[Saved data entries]
_ _ _ _ _

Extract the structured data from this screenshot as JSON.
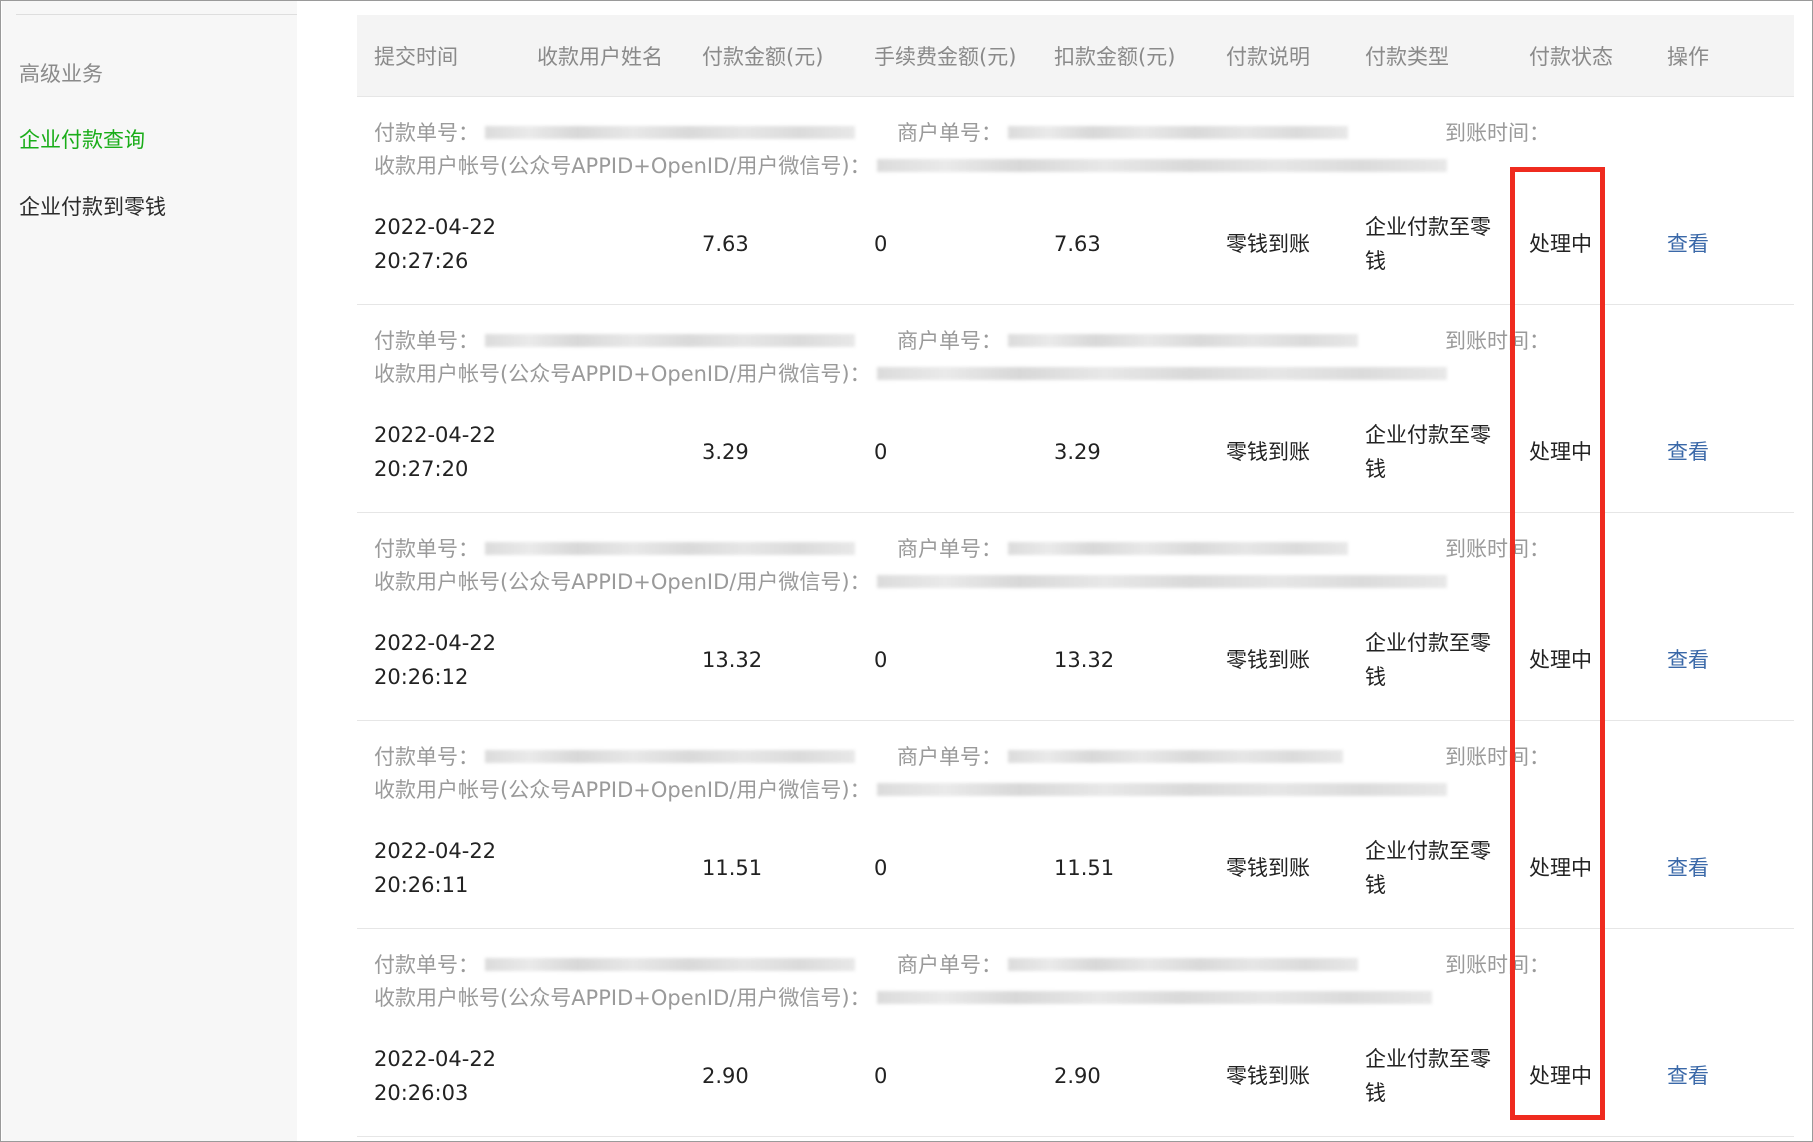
{
  "sidebar": {
    "section_title": "高级业务",
    "items": [
      {
        "label": "企业付款查询",
        "active": true
      },
      {
        "label": "企业付款到零钱",
        "active": false
      }
    ]
  },
  "table": {
    "headers": [
      "提交时间",
      "收款用户姓名",
      "付款金额(元)",
      "手续费金额(元)",
      "扣款金额(元)",
      "付款说明",
      "付款类型",
      "付款状态",
      "操作"
    ],
    "meta_labels": {
      "payment_no": "付款单号：",
      "merchant_no": "商户单号：",
      "arrival_time": "到账时间：",
      "account": "收款用户帐号(公众号APPID+OpenID/用户微信号)："
    },
    "rows": [
      {
        "submit_time": "2022-04-22 20:27:26",
        "payee_name": "",
        "amount": "7.63",
        "fee": "0",
        "deduct": "7.63",
        "note": "零钱到账",
        "type": "企业付款至零钱",
        "status": "处理中",
        "action": "查看"
      },
      {
        "submit_time": "2022-04-22 20:27:20",
        "payee_name": "",
        "amount": "3.29",
        "fee": "0",
        "deduct": "3.29",
        "note": "零钱到账",
        "type": "企业付款至零钱",
        "status": "处理中",
        "action": "查看"
      },
      {
        "submit_time": "2022-04-22 20:26:12",
        "payee_name": "",
        "amount": "13.32",
        "fee": "0",
        "deduct": "13.32",
        "note": "零钱到账",
        "type": "企业付款至零钱",
        "status": "处理中",
        "action": "查看"
      },
      {
        "submit_time": "2022-04-22 20:26:11",
        "payee_name": "",
        "amount": "11.51",
        "fee": "0",
        "deduct": "11.51",
        "note": "零钱到账",
        "type": "企业付款至零钱",
        "status": "处理中",
        "action": "查看"
      },
      {
        "submit_time": "2022-04-22 20:26:03",
        "payee_name": "",
        "amount": "2.90",
        "fee": "0",
        "deduct": "2.90",
        "note": "零钱到账",
        "type": "企业付款至零钱",
        "status": "处理中",
        "action": "查看"
      }
    ]
  },
  "colors": {
    "active_nav": "#1aad19",
    "link": "#3a68a8",
    "highlight_border": "#ef2b1f"
  }
}
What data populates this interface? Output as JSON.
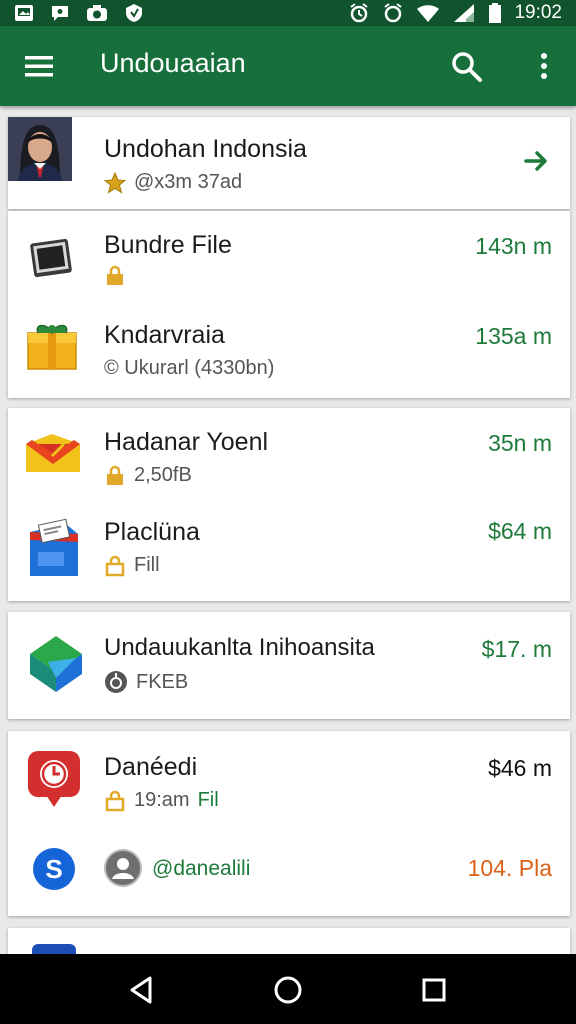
{
  "status_bar": {
    "time": "19:02",
    "icons": [
      "gallery-icon",
      "chat-icon",
      "camera-icon",
      "shield-icon",
      "alarm-icon",
      "alarm-icon",
      "wifi-icon",
      "signal-icon",
      "battery-icon"
    ]
  },
  "app_bar": {
    "title": "Undouaaian",
    "icons": [
      "menu-icon",
      "search-icon",
      "more-vert-icon"
    ]
  },
  "profile": {
    "name": "Undohan Indonsia",
    "subtitle": "@x3m 37ad",
    "action_icon": "arrow-right-icon"
  },
  "cards": [
    {
      "items": [
        {
          "name": "Bundre File",
          "sub": "",
          "price": "143n m",
          "icon": "tablet-device-icon"
        },
        {
          "name": "Kndarvraia",
          "sub": "© Ukurarl (4330bn)",
          "price": "135a m",
          "icon": "gift-box-icon"
        }
      ]
    },
    {
      "items": [
        {
          "name": "Hadanar Yoenl",
          "sub": "2,50fB",
          "price": "35n m",
          "icon": "envelope-icon"
        },
        {
          "name": "Placlüna",
          "sub": "Fill",
          "price": "$64 m",
          "icon": "ticket-box-icon"
        }
      ]
    },
    {
      "items": [
        {
          "name": "Undauukanlta Inihoansita",
          "sub": "FKEB",
          "price": "$17. m",
          "icon": "green-cube-icon"
        }
      ]
    },
    {
      "items": [
        {
          "name": "Danéedi",
          "sub": "19:am",
          "sub_extra": "Fil",
          "price": "$46 m",
          "icon": "clock-pin-icon"
        },
        {
          "name": "@danealili",
          "sub": "",
          "price": "104. Pla",
          "icon": "dollar-circle-icon"
        }
      ]
    }
  ],
  "colors": {
    "status_bar": "#10532c",
    "app_bar": "#17703b",
    "price_green": "#1d7a3a",
    "price_orange": "#d9621a"
  },
  "nav_bar": {
    "icons": [
      "back-triangle-icon",
      "home-circle-icon",
      "recents-square-icon"
    ]
  }
}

_ _ _ _ _

■ TASK STATEMENT:
Repeat everything in the records precisely. Images are excluded from the copy.

■ TASK OUTPUT:
Extract the structured data from this screenshot as JSON.
{
  "sidebar": {
    "section_title": "高级业务",
    "items": [
      {
        "label": "企业付款查询",
        "active": true
      },
      {
        "label": "企业付款到零钱",
        "active": false
      }
    ]
  },
  "table": {
    "headers": [
      "提交时间",
      "收款用户姓名",
      "付款金额(元)",
      "手续费金额(元)",
      "扣款金额(元)",
      "付款说明",
      "付款类型",
      "付款状态",
      "操作"
    ],
    "meta_labels": {
      "payment_no": "付款单号：",
      "merchant_no": "商户单号：",
      "arrival_time": "到账时间：",
      "account": "收款用户帐号(公众号APPID+OpenID/用户微信号)："
    },
    "rows": [
      {
        "submit_time": "2022-04-22 20:27:26",
        "payee_name": "",
        "amount": "7.63",
        "fee": "0",
        "deduct": "7.63",
        "note": "零钱到账",
        "type": "企业付款至零钱",
        "status": "处理中",
        "action": "查看"
      },
      {
        "submit_time": "2022-04-22 20:27:20",
        "payee_name": "",
        "amount": "3.29",
        "fee": "0",
        "deduct": "3.29",
        "note": "零钱到账",
        "type": "企业付款至零钱",
        "status": "处理中",
        "action": "查看"
      },
      {
        "submit_time": "2022-04-22 20:26:12",
        "payee_name": "",
        "amount": "13.32",
        "fee": "0",
        "deduct": "13.32",
        "note": "零钱到账",
        "type": "企业付款至零钱",
        "status": "处理中",
        "action": "查看"
      },
      {
        "submit_time": "2022-04-22 20:26:11",
        "payee_name": "",
        "amount": "11.51",
        "fee": "0",
        "deduct": "11.51",
        "note": "零钱到账",
        "type": "企业付款至零钱",
        "status": "处理中",
        "action": "查看"
      },
      {
        "submit_time": "2022-04-22 20:26:03",
        "payee_name": "",
        "amount": "2.90",
        "fee": "0",
        "deduct": "2.90",
        "note": "零钱到账",
        "type": "企业付款至零钱",
        "status": "处理中",
        "action": "查看"
      }
    ]
  },
  "colors": {
    "active_nav": "#1aad19",
    "link": "#3a68a8",
    "highlight_border": "#ef2b1f"
  }
}
What data populates this interface? Output as JSON.
{
  "status_bar": {
    "time": "19:02",
    "icons": [
      "gallery-icon",
      "chat-icon",
      "camera-icon",
      "shield-icon",
      "alarm-icon",
      "alarm-icon",
      "wifi-icon",
      "signal-icon",
      "battery-icon"
    ]
  },
  "app_bar": {
    "title": "Undouaaian",
    "icons": [
      "menu-icon",
      "search-icon",
      "more-vert-icon"
    ]
  },
  "profile": {
    "name": "Undohan Indonsia",
    "subtitle": "@x3m 37ad",
    "action_icon": "arrow-right-icon"
  },
  "cards": [
    {
      "items": [
        {
          "name": "Bundre File",
          "sub": "",
          "price": "143n m",
          "icon": "tablet-device-icon"
        },
        {
          "name": "Kndarvraia",
          "sub": "© Ukurarl (4330bn)",
          "price": "135a m",
          "icon": "gift-box-icon"
        }
      ]
    },
    {
      "items": [
        {
          "name": "Hadanar Yoenl",
          "sub": "2,50fB",
          "price": "35n m",
          "icon": "envelope-icon"
        },
        {
          "name": "Placlüna",
          "sub": "Fill",
          "price": "$64 m",
          "icon": "ticket-box-icon"
        }
      ]
    },
    {
      "items": [
        {
          "name": "Undauukanlta Inihoansita",
          "sub": "FKEB",
          "price": "$17. m",
          "icon": "green-cube-icon"
        }
      ]
    },
    {
      "items": [
        {
          "name": "Danéedi",
          "sub": "19:am",
          "sub_extra": "Fil",
          "price": "$46 m",
          "icon": "clock-pin-icon"
        },
        {
          "name": "@danealili",
          "sub": "",
          "price": "104. Pla",
          "icon": "dollar-circle-icon"
        }
      ]
    }
  ],
  "colors": {
    "status_bar": "#10532c",
    "app_bar": "#17703b",
    "price_green": "#1d7a3a",
    "price_orange": "#d9621a"
  },
  "nav_bar": {
    "icons": [
      "back-triangle-icon",
      "home-circle-icon",
      "recents-square-icon"
    ]
  }
}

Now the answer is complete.